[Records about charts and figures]
:::::

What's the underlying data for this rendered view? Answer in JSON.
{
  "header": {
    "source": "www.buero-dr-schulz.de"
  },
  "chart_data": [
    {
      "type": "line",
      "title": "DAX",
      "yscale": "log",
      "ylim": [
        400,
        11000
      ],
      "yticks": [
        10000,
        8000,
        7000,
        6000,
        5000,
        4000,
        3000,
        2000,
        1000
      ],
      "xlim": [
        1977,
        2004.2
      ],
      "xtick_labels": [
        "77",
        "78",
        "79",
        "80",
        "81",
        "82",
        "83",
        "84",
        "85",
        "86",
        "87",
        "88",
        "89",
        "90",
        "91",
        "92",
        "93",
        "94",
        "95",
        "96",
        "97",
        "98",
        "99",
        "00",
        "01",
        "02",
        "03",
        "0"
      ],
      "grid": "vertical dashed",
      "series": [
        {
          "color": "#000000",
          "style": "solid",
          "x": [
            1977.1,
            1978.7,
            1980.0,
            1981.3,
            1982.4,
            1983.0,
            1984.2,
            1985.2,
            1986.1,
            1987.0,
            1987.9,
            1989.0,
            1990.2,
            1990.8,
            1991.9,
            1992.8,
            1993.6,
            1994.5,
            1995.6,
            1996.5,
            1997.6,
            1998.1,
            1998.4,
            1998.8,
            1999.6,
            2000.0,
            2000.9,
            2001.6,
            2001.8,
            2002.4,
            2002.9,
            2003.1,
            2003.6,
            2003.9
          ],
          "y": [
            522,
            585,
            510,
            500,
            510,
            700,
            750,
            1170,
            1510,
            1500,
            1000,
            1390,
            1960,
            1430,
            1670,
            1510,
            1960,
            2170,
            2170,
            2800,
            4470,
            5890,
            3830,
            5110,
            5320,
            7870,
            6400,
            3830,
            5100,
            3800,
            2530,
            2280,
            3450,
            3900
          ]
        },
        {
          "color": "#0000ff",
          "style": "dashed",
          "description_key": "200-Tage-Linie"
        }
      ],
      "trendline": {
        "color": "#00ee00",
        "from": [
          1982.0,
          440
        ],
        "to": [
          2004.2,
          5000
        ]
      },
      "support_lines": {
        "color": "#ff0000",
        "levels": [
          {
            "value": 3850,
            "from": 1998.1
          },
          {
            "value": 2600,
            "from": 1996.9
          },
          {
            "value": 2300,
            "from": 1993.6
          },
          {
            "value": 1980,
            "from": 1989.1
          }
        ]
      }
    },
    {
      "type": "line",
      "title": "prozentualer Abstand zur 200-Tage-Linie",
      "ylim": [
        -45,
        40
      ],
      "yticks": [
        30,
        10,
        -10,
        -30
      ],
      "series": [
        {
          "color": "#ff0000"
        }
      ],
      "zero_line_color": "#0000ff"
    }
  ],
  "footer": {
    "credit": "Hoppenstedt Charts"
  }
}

:::::

▶ _Written exercise_
Each line in the material above must be retyped without alteration.

▶ _Finished task_
What's the underlying data for this rendered view? Answer in JSON.
{
  "header": {
    "source": "www.buero-dr-schulz.de"
  },
  "chart_data": [
    {
      "type": "line",
      "title": "DAX",
      "yscale": "log",
      "ylim": [
        400,
        11000
      ],
      "yticks": [
        10000,
        8000,
        7000,
        6000,
        5000,
        4000,
        3000,
        2000,
        1000
      ],
      "xlim": [
        1977,
        2004.2
      ],
      "xtick_labels": [
        "77",
        "78",
        "79",
        "80",
        "81",
        "82",
        "83",
        "84",
        "85",
        "86",
        "87",
        "88",
        "89",
        "90",
        "91",
        "92",
        "93",
        "94",
        "95",
        "96",
        "97",
        "98",
        "99",
        "00",
        "01",
        "02",
        "03",
        "0"
      ],
      "grid": "vertical dashed",
      "series": [
        {
          "color": "#000000",
          "style": "solid",
          "x": [
            1977.1,
            1978.7,
            1980.0,
            1981.3,
            1982.4,
            1983.0,
            1984.2,
            1985.2,
            1986.1,
            1987.0,
            1987.9,
            1989.0,
            1990.2,
            1990.8,
            1991.9,
            1992.8,
            1993.6,
            1994.5,
            1995.6,
            1996.5,
            1997.6,
            1998.1,
            1998.4,
            1998.8,
            1999.6,
            2000.0,
            2000.9,
            2001.6,
            2001.8,
            2002.4,
            2002.9,
            2003.1,
            2003.6,
            2003.9
          ],
          "y": [
            522,
            585,
            510,
            500,
            510,
            700,
            750,
            1170,
            1510,
            1500,
            1000,
            1390,
            1960,
            1430,
            1670,
            1510,
            1960,
            2170,
            2170,
            2800,
            4470,
            5890,
            3830,
            5110,
            5320,
            7870,
            6400,
            3830,
            5100,
            3800,
            2530,
            2280,
            3450,
            3900
          ]
        },
        {
          "color": "#0000ff",
          "style": "dashed",
          "description_key": "200-Tage-Linie"
        }
      ],
      "trendline": {
        "color": "#00ee00",
        "from": [
          1982.0,
          440
        ],
        "to": [
          2004.2,
          5000
        ]
      },
      "support_lines": {
        "color": "#ff0000",
        "levels": [
          {
            "value": 3850,
            "from": 1998.1
          },
          {
            "value": 2600,
            "from": 1996.9
          },
          {
            "value": 2300,
            "from": 1993.6
          },
          {
            "value": 1980,
            "from": 1989.1
          }
        ]
      }
    },
    {
      "type": "line",
      "title": "prozentualer Abstand zur 200-Tage-Linie",
      "ylim": [
        -45,
        40
      ],
      "yticks": [
        30,
        10,
        -10,
        -30
      ],
      "series": [
        {
          "color": "#ff0000"
        }
      ],
      "zero_line_color": "#0000ff"
    }
  ],
  "footer": {
    "credit": "Hoppenstedt Charts"
  }
}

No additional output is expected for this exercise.